=== Work to complete ===
Copy out each line in the material below that has the word "χωρών".

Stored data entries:

+++

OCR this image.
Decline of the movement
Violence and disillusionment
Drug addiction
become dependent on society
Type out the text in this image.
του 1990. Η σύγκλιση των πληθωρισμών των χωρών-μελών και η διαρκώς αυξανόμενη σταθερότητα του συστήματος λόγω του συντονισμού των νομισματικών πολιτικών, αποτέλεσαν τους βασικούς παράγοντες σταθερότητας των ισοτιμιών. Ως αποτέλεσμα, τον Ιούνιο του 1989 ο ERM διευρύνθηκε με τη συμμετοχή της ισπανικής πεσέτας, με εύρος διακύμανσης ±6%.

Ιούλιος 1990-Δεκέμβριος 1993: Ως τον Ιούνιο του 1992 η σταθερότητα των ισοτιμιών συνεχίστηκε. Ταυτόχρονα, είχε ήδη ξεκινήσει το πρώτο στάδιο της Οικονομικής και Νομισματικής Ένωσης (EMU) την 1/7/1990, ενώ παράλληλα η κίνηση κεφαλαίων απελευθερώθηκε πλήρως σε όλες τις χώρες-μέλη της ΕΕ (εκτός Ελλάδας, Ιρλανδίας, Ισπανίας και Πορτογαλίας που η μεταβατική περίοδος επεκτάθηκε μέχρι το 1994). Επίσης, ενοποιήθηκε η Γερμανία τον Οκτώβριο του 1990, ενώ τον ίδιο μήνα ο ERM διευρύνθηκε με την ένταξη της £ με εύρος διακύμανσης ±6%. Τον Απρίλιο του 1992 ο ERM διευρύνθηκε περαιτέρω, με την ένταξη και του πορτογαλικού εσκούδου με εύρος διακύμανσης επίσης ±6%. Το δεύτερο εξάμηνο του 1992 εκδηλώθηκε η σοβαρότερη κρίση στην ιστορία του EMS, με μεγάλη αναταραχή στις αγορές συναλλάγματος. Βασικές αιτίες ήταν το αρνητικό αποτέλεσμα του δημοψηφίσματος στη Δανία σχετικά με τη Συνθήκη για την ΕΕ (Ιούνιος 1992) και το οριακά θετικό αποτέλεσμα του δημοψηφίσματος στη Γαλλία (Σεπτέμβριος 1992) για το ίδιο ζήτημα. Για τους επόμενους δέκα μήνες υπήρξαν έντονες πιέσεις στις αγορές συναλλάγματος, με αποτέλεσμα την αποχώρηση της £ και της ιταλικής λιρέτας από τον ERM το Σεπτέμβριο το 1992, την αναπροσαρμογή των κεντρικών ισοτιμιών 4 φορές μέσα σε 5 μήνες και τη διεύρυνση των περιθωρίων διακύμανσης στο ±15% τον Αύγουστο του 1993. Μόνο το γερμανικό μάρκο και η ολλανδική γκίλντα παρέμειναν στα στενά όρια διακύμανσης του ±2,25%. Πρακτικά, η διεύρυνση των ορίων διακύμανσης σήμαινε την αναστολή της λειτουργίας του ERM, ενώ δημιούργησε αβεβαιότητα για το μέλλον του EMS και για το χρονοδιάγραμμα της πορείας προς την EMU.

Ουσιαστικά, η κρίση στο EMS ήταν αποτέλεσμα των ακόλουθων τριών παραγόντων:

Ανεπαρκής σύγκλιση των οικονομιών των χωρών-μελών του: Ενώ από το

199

+++

=== Problem solution ===
του 1990. Η σύγκλιση των πληθωρισμών των χωρών-μελών και η διαρκώς αυξανόμενη σταθερότητα του συστήματος λόγω του συντονισμού των νομισματικών πολιτικών, αποτέλεσαν τους βασικούς παράγοντες σταθερότητας των ισοτιμιών. Ως αποτέλεσμα, τον Ιούνιο του 1989 ο ERM διευρύνθηκε με τη συμμετοχή της ισπανικής πεσέτας, με εύρος διακύμανσης ±6%.
Ανεπαρκής σύγκλιση των οικονομιών των χωρών-μελών του: Ενώ από το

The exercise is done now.